*GIVEN TASK*
Look below and pull out each line with the word "Ethiopia".

*DATA EXCERPTS*
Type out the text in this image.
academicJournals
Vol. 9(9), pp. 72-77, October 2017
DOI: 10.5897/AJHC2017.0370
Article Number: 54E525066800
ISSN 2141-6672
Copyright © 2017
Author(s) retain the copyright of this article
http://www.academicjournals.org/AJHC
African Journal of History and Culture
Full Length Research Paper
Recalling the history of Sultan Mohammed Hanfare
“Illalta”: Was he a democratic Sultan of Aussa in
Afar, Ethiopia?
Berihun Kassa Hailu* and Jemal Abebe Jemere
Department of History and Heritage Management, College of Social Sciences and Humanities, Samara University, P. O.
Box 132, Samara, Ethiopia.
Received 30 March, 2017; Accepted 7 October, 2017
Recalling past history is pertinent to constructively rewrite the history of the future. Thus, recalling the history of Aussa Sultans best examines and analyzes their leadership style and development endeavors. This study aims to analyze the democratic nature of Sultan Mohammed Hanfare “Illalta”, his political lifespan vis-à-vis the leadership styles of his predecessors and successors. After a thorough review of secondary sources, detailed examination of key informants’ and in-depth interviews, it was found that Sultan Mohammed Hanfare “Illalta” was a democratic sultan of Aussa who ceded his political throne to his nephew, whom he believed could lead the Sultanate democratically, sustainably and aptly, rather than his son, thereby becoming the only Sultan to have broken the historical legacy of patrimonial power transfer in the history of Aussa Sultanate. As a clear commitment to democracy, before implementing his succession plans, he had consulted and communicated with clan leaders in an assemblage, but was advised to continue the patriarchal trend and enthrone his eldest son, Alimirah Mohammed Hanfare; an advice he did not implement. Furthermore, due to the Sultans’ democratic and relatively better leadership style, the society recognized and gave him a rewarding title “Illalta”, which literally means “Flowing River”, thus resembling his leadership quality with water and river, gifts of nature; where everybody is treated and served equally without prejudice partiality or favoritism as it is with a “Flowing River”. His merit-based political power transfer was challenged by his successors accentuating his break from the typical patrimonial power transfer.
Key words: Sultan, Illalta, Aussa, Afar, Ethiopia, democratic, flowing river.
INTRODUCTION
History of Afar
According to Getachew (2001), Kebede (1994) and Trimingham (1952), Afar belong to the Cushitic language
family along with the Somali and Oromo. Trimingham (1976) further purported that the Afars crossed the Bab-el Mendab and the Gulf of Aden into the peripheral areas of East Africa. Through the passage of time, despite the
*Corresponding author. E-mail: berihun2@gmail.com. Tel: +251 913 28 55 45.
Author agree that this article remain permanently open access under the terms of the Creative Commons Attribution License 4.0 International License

*RESPONSE*
Afar, Ethiopia?
Box 132, Samara, Ethiopia.
Key words: Sultan, Illalta, Aussa, Afar, Ethiopia, democratic, flowing river.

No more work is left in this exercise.